### [What you should do]
Reproduce word for word the piece on watch brands, everything from "The other series" down to "the case shapes.".

### [Selection]
Scanning the booth, I caught sight of what I was looking for: the Chronomaster. This was a watch that I had been interested in since having seen with; something about the broad arrow handset spoke to me and I also liked that it continues to be historically accurate in design. Admittedly however, I did find that it was larger than I would have liked on my wrist (which in all fairness – and as with most Asians, is not the largest) and it does seem unlikely that I will be picking one up in the near future.
I wrapped up my visit with the Antarctic. Smaller in size than the Chronomaster and adopting the simple 3-hander approach, this was certainly oozing vintage vibes but with modern day technology on the inside.
Loth

Ambling my way through the crowd, I made my way to the other side of the hall, where there were more brands situated behind the photo booth. I caught sight of Loth, a brand I’d also recently seen some press coverage on. Loth was founded by Tristan Ho, a self-taught watchmaker who had learnt the craft of watchmaking himself online. Everything is finished by hand, and his first run of 12 watches has been sold out, with the piece on display being his own personal one. I think that this is a brand to look out for, especially if you’re into artisanal craft and I really wouldn’t be surprised if it continues to gain traction not just amongst local collectors but also with those overseas. All the best Loth!
Atelier Wen

Atelier Wen is no stranger to most, and it was one of the brands I was most excited to see when I last popped by SPRG. It was nice to see them again, and their booth was unsurprisingly one of the more crowded ones. After I managed to squeeze my way in, I got a chance to see the Ancestra Jiao which was a stunner to behold in real life. It was chock full of details and fine finishes, and even the rotor had 446 Chinese characters from an ancient Chinese poem engraved onto it. Simply a beauty.
Ubiq
Ubiq is another brand that I’ve heard and seen before on social media, but never had the chance to handle physically. It’s always nice to see a Singaporean brand, and I like that their watches are different from what you usually see. The first series I was introduced to was the colourful Dual, which were dive-style watches with dual timing bezels and bright colours.
The other series was the newer Trek, which was Ubiq’s take on the field watch, featuring a lightweight but sturdy titanium case. The Trek maintains the same consistent design language and retains the same pops of colour seen in the Dual. Overall, both watches also feature nice detailing, such as in the crown and the case shapes.
While I’m personally not drawn to the designs, I’m sure it will have its fans and Ubiq definitely deserves some kudos for having developed its own unique style.
Hz
Next up was a first for me: an Australian watch brand Hz (pronounced hertz). I’ve seen this brand pop up now and then, but I never really knew what their selling point was till today. As its name (kind of) suggests, Hz is a brand focused on making high quality and affordable watches – the affordable part comes from a choice to focus on making quartz watches, which are generally cheaper than their mechanical counterparts.

### [Data shown]
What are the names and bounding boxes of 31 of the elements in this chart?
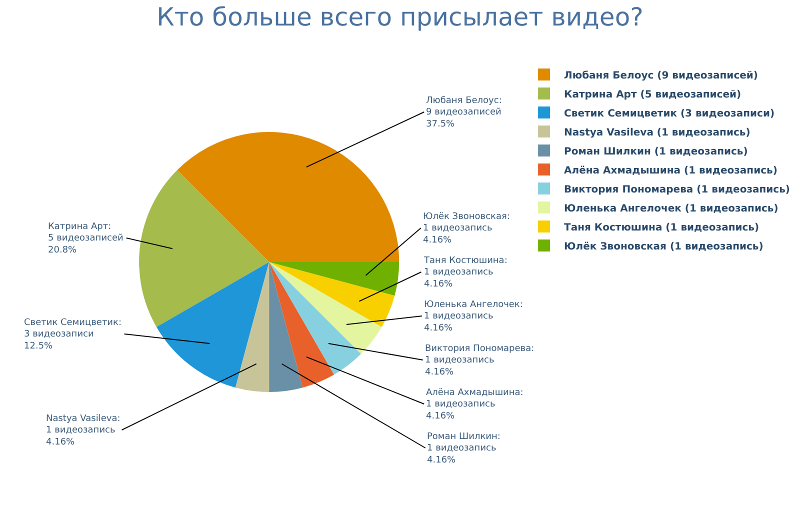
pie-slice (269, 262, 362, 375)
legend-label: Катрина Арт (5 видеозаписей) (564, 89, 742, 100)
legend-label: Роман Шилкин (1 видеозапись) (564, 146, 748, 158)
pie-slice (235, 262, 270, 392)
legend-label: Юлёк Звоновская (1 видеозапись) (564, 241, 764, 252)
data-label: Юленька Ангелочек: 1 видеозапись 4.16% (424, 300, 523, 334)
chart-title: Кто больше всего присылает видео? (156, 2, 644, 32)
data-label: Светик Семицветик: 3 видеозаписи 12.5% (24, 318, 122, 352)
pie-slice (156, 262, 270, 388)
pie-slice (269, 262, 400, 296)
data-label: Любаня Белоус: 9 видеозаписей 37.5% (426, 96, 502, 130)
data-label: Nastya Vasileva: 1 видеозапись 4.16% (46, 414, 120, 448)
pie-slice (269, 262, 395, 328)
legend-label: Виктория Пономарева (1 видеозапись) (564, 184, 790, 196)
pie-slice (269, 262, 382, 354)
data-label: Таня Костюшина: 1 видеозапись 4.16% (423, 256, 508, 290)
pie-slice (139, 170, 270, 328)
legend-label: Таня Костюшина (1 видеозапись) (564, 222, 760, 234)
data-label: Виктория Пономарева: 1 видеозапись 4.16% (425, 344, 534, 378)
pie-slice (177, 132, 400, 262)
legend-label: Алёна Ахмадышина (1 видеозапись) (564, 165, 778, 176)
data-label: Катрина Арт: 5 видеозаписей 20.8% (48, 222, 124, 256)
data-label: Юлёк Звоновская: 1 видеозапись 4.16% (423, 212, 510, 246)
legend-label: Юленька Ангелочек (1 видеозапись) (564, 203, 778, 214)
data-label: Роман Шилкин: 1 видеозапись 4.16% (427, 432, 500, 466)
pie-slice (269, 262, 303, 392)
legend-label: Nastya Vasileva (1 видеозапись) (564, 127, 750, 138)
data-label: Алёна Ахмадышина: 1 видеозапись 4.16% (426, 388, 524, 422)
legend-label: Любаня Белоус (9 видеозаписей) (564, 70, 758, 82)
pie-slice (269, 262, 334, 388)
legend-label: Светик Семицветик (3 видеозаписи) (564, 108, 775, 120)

---

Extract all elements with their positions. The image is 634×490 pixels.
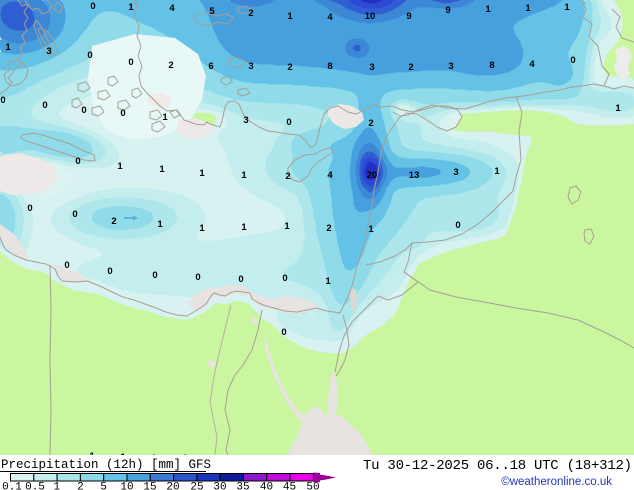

### [Problem solution]
The other series was the newer Trek, which was Ubiq’s take on the field watch, featuring a lightweight but sturdy titanium case. The Trek maintains the same consistent design language and retains the same pops of colour seen in the Dual. Overall, both watches also feature nice detailing, such as in the crown and the case shapes.